** start EXTRACTED TEXT **

Parameter Type Default Description
hessian np.ndarray --- Hessian at MLE \((k \times k)\), negative definite
scores np.ndarray --- Score vectors per observation \((n \times k)\)
method str "robust" "nonrobust" (classical) or "robust" (sandwich)

Returns: MLECovarianceResult with .cov_matrix, .std_errors, .method, .n_obs, .n_params

Cluster-Robust MLE

For panel data with MLE models, cluster-robust standard errors aggregate scores within clusters before computing the sandwich:

\[ V_{\text{cluster}} = H^{-1} \left[ \sum_{g=1}^{G} \left( \sum_{i \in g} s_i \right) \left( \sum_{i \in g} s_i \right)' \right] H^{-1} \]

Quick Example

from panelbox.standard_errors.mle import cluster_robust_mle

result = cluster_robust_mle(
    hessian=H,
    scores=scores,
    cluster_ids=entity_ids,
    df_correction=True,
)
print(f"Cluster-robust SE: {result.std_errors}")

Configuration

Parameter Type Default Description
hessian np.ndarray --- Hessian at MLE \((k \times k)\)
scores np.ndarray --- Score vectors \((n \times k)\)
cluster_ids np.ndarray --- Cluster identifiers \((n,)\)
df_correction bool True Apply \(\frac{G}{G-1} \cdot \frac{N-1}{N-K}\) correction

The Delta Method

The delta method provides approximate standard errors for nonlinear transformations of estimated parameters. If \(g(\hat{\theta})\) is a smooth function of the MLE \(\hat{\theta}\), then:

\[ \text{Var}[g(\hat{\theta})] \approx J \cdot V(\hat{\theta}) \cdot J' \]

where \(J = \frac{\partial g}{\partial \theta'}\) is the Jacobian matrix, computed numerically via central differences.

Use Cases

  • Odds ratios: \(g(\beta) = \exp(\beta)\) in logistic regression
  • Marginal effects: \(g(\beta) = \beta \cdot f(X\beta)\) evaluated at means
  • Elasticities: \(g(\beta) = \beta \cdot \bar{X} / \bar{Y}\)
  • Predictions at specific values: \(g(\beta) = F(x_0' \beta)\)

Quick Example

from panelbox.standard_errors.mle import delta_method
import numpy as np

# Parameters and covariance from logit model
params = np.array([0.5, 1.0, -0.3])
vcov = np.diag([0.01, 0.02, 0.005])

# Transform to odds ratios: g(beta) = exp(beta)

** end EXTRACTED TEXT **
** start DATA PROVIDED **

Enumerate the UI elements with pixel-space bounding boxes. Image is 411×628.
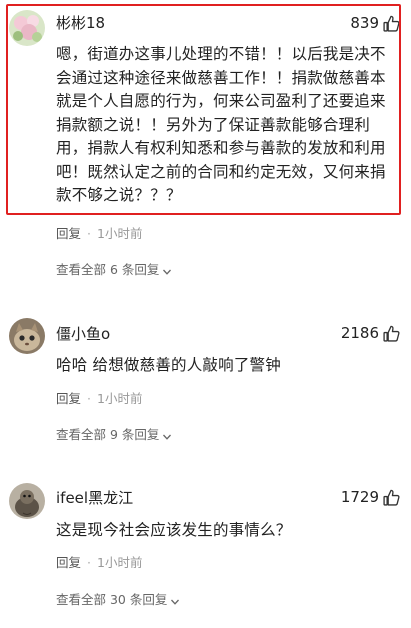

** end DATA PROVIDED **

### PARTS OF THE EXERCISE
• A. In the standard errors documentation, how is the Jacobian matrix for the delta method computed?
• B. For each statement, answer yes or no according to the standard errors documentation, and quote the deciding words.
(i) For panel data with MLE models, cluster-robust standard errors aggregate scores within clusters before computing the sandwich.
(ii) The Jacobian used in the delta method is computed analytically.
(iii) The result returned for MLE covariance includes a .std_errors attribute.
The material is separate from the standard errors documentation.

### SOLUTIONS BY TASK
• A. Numerically, via central differences.

• B.
(i) Yes: "cluster-robust standard errors aggregate scores within clusters before computing the sandwich"
(ii) No: "computed numerically via central differences"
(iii) Yes: "MLECovarianceResult with .cov_matrix, .std_errors, .method, .n_obs, .n_params"